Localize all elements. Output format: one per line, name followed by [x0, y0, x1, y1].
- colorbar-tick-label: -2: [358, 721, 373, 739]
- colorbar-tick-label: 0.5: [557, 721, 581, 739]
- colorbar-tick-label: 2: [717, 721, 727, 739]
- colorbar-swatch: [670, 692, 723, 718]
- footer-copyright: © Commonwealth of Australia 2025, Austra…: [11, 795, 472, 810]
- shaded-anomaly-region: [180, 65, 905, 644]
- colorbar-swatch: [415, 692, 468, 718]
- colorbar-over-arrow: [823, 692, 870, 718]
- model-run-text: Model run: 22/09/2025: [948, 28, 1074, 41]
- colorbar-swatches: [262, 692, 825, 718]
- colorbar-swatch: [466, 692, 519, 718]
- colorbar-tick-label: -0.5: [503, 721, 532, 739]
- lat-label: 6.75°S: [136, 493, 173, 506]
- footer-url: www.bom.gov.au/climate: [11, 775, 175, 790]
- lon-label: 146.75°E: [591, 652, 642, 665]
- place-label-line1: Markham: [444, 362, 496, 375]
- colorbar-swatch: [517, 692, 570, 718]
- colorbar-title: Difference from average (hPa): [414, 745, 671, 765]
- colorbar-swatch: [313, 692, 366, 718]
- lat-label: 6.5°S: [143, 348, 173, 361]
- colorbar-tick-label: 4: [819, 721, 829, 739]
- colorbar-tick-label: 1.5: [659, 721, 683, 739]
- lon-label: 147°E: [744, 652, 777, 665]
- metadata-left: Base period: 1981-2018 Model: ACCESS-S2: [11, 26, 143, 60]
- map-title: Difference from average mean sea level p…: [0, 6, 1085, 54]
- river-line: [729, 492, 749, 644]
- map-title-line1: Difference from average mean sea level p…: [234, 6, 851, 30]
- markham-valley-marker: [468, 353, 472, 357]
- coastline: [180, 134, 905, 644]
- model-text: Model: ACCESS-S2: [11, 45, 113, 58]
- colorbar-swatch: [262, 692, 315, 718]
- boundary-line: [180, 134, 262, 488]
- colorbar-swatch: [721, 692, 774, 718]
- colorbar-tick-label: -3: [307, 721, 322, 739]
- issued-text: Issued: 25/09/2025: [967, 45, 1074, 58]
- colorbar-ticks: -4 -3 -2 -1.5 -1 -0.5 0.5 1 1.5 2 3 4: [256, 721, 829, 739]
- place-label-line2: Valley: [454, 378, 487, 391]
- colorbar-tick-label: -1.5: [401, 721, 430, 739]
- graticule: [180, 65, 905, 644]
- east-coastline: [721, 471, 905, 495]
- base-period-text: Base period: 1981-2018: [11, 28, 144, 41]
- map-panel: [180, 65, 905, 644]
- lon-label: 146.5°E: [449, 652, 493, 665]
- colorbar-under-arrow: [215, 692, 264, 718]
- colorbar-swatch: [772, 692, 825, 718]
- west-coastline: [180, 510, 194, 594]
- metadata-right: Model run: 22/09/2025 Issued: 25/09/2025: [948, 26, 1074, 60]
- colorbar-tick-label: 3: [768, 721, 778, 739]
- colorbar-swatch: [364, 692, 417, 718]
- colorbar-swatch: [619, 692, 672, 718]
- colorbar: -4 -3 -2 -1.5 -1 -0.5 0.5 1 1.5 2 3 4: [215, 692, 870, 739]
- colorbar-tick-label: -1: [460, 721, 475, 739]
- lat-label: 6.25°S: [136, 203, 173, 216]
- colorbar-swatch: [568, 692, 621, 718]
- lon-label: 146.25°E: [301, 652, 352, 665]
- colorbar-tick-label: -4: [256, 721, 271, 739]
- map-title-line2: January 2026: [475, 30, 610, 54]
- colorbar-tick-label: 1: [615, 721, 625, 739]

=-=-=-=-=

• [To be done] Rewrite every line of the records above as a numbered list, omitting any blank lines.

• [Exercise answer]
1. Localize all elements. Output format: one per line, name followed by [x0, y0, x1, y1].
2. - colorbar-tick-label: -2: [358, 721, 373, 739]
3. - colorbar-tick-label: 0.5: [557, 721, 581, 739]
4. - colorbar-tick-label: 2: [717, 721, 727, 739]
5. - colorbar-swatch: [670, 692, 723, 718]
6. - footer-copyright: © Commonwealth of Australia 2025, Austra…: [11, 795, 472, 810]
7. - shaded-anomaly-region: [180, 65, 905, 644]
8. - colorbar-swatch: [415, 692, 468, 718]
9. - colorbar-over-arrow: [823, 692, 870, 718]
10. - model-run-text: Model run: 22/09/2025: [948, 28, 1074, 41]
11. - colorbar-swatches: [262, 692, 825, 718]
12. - colorbar-swatch: [466, 692, 519, 718]
13. - colorbar-tick-label: -0.5: [503, 721, 532, 739]
14. - lat-label: 6.75°S: [136, 493, 173, 506]
15. - footer-url: www.bom.gov.au/climate: [11, 775, 175, 790]
16. - lon-label: 146.75°E: [591, 652, 642, 665]
17. - place-label-line1: Markham: [444, 362, 496, 375]
18. - colorbar-swatch: [517, 692, 570, 718]
19. - colorbar-title: Difference from average (hPa): [414, 745, 671, 765]
20. - colorbar-swatch: [313, 692, 366, 718]
21. - lat-label: 6.5°S: [143, 348, 173, 361]
22. - colorbar-tick-label: 4: [819, 721, 829, 739]
23. - colorbar-tick-label: 1.5: [659, 721, 683, 739]
24. - lon-label: 147°E: [744, 652, 777, 665]
25. - metadata-left: Base period: 1981-2018 Model: ACCESS-S2: [11, 26, 143, 60]
26. - map-title: Difference from average mean sea level p…: [0, 6, 1085, 54]
27. - river-line: [729, 492, 749, 644]
28. - map-title-line1: Difference from average mean sea level p…: [234, 6, 851, 30]
29. - markham-valley-marker: [468, 353, 472, 357]
30. - coastline: [180, 134, 905, 644]
31. - model-text: Model: ACCESS-S2: [11, 45, 113, 58]
32. - colorbar-swatch: [262, 692, 315, 718]
33. - boundary-line: [180, 134, 262, 488]
34. - colorbar-swatch: [721, 692, 774, 718]
35. - colorbar-tick-label: -3: [307, 721, 322, 739]
36. - issued-text: Issued: 25/09/2025: [967, 45, 1074, 58]
37. - colorbar-ticks: -4 -3 -2 -1.5 -1 -0.5 0.5 1 1.5 2 3 4: [256, 721, 829, 739]
38. - place-label-line2: Valley: [454, 378, 487, 391]
39. - colorbar-tick-label: -1.5: [401, 721, 430, 739]
40. - graticule: [180, 65, 905, 644]
41. - east-coastline: [721, 471, 905, 495]
42. - base-period-text: Base period: 1981-2018: [11, 28, 144, 41]
43. - map-panel: [180, 65, 905, 644]
44. - lon-label: 146.5°E: [449, 652, 493, 665]
45. - colorbar-under-arrow: [215, 692, 264, 718]
46. - colorbar-swatch: [772, 692, 825, 718]
47. - west-coastline: [180, 510, 194, 594]
48. - metadata-right: Model run: 22/09/2025 Issued: 25/09/2025: [948, 26, 1074, 60]
49. - colorbar-tick-label: 3: [768, 721, 778, 739]
50. - colorbar-swatch: [364, 692, 417, 718]
51. - colorbar-swatch: [619, 692, 672, 718]
52. - colorbar: -4 -3 -2 -1.5 -1 -0.5 0.5 1 1.5 2 3 4: [215, 692, 870, 739]
53. - colorbar-tick-label: -1: [460, 721, 475, 739]
54. - lat-label: 6.25°S: [136, 203, 173, 216]
55. - colorbar-swatch: [568, 692, 621, 718]
56. - lon-label: 146.25°E: [301, 652, 352, 665]
57. - colorbar-tick-label: -4: [256, 721, 271, 739]
58. - map-title-line2: January 2026: [475, 30, 610, 54]
59. - colorbar-tick-label: 1: [615, 721, 625, 739]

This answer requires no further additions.